Element location listings
▼▼▼
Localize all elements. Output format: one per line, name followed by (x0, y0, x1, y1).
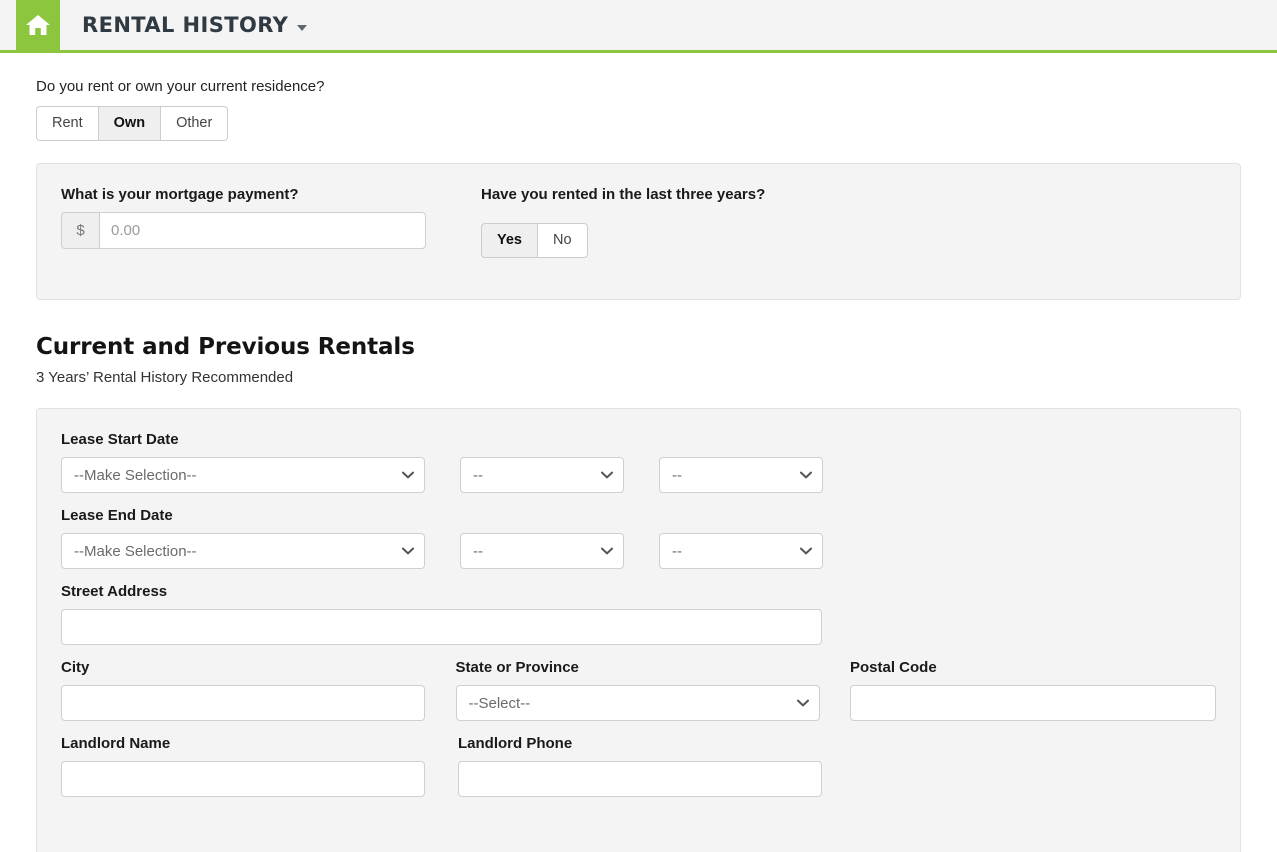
mortgage-payment-field-group: What is your mortgage payment? $ (61, 186, 481, 258)
residence-option-own[interactable]: Own (98, 106, 160, 141)
landlord-name-field-group: Landlord Name (61, 735, 458, 797)
postal-code-input[interactable] (850, 685, 1216, 721)
rentals-section-subtitle: 3 Years’ Rental History Recommended (36, 369, 1277, 386)
lease-start-month-select-wrap[interactable]: --Make Selection-- (61, 457, 425, 493)
lease-start-year-select[interactable]: -- (659, 457, 823, 493)
lease-end-date-row: Lease End Date --Make Selection-- -- (37, 507, 1240, 569)
header-title-wrap[interactable]: RENTAL HISTORY (60, 0, 307, 50)
home-icon-tile[interactable] (16, 0, 60, 50)
lease-start-day-select[interactable]: -- (460, 457, 624, 493)
residence-option-other[interactable]: Other (160, 106, 228, 141)
landlord-name-input[interactable] (61, 761, 425, 797)
lease-start-day-select-wrap[interactable]: -- (460, 457, 624, 493)
chevron-down-icon[interactable] (297, 25, 307, 31)
currency-symbol-addon: $ (61, 212, 99, 249)
rentals-panel: Lease Start Date --Make Selection-- -- (36, 408, 1241, 852)
city-label: City (61, 659, 456, 676)
landlord-phone-field-group: Landlord Phone (458, 735, 855, 797)
mortgage-payment-input[interactable] (99, 212, 426, 249)
lease-end-month-select-wrap[interactable]: --Make Selection-- (61, 533, 425, 569)
lease-end-date-label: Lease End Date (61, 507, 1216, 524)
home-icon (25, 13, 51, 37)
postal-code-label: Postal Code (850, 659, 1216, 676)
lease-end-day-select-wrap[interactable]: -- (460, 533, 624, 569)
lease-start-date-row: Lease Start Date --Make Selection-- -- (37, 431, 1240, 493)
landlord-phone-input[interactable] (458, 761, 822, 797)
lease-end-day-select[interactable]: -- (460, 533, 624, 569)
lease-end-year-select[interactable]: -- (659, 533, 823, 569)
residence-option-rent[interactable]: Rent (36, 106, 98, 141)
street-address-label: Street Address (61, 583, 1216, 600)
lease-start-year-select-wrap[interactable]: -- (659, 457, 823, 493)
city-input[interactable] (61, 685, 425, 721)
residence-question-label: Do you rent or own your current residenc… (36, 78, 1277, 95)
mortgage-payment-input-group[interactable]: $ (61, 212, 426, 249)
street-address-row: Street Address (37, 583, 1240, 645)
page-title: RENTAL HISTORY (82, 13, 288, 37)
street-address-input[interactable] (61, 609, 822, 645)
state-select-wrap[interactable]: --Select-- (456, 685, 820, 721)
state-select[interactable]: --Select-- (456, 685, 820, 721)
rentals-section-title: Current and Previous Rentals (36, 334, 1277, 360)
rented-recently-field-group: Have you rented in the last three years?… (481, 186, 901, 258)
mortgage-payment-label: What is your mortgage payment? (61, 186, 481, 203)
rented-recently-label: Have you rented in the last three years? (481, 186, 901, 203)
landlord-name-label: Landlord Name (61, 735, 458, 752)
rented-recently-option-yes[interactable]: Yes (481, 223, 537, 258)
city-state-postal-row: City State or Province --Select-- Postal… (37, 659, 1240, 721)
residence-type-button-group[interactable]: Rent Own Other (36, 106, 228, 141)
state-field-group: State or Province --Select-- (456, 659, 851, 721)
state-label: State or Province (456, 659, 851, 676)
page-body: Do you rent or own your current residenc… (0, 78, 1277, 852)
lease-start-date-label: Lease Start Date (61, 431, 1216, 448)
lease-end-month-select[interactable]: --Make Selection-- (61, 533, 425, 569)
city-field-group: City (61, 659, 456, 721)
lease-start-month-select[interactable]: --Make Selection-- (61, 457, 425, 493)
postal-code-field-group: Postal Code (850, 659, 1216, 721)
lease-end-year-select-wrap[interactable]: -- (659, 533, 823, 569)
landlord-phone-label: Landlord Phone (458, 735, 855, 752)
landlord-row: Landlord Name Landlord Phone (37, 735, 1240, 797)
mortgage-panel: What is your mortgage payment? $ Have yo… (36, 163, 1241, 300)
app-header: RENTAL HISTORY (0, 0, 1277, 53)
rented-recently-button-group[interactable]: Yes No (481, 223, 588, 258)
rented-recently-option-no[interactable]: No (537, 223, 588, 258)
▲▲▲
# OBJECTIVE
Which lines above contain the string "city"? Select every one of them.

# CORRECT ANSWER
city-label: City (61, 659, 456, 676)
city-input[interactable] (61, 685, 425, 721)
city-state-postal-row: City State or Province --Select-- Postal… (37, 659, 1240, 721)
city-field-group: City (61, 659, 456, 721)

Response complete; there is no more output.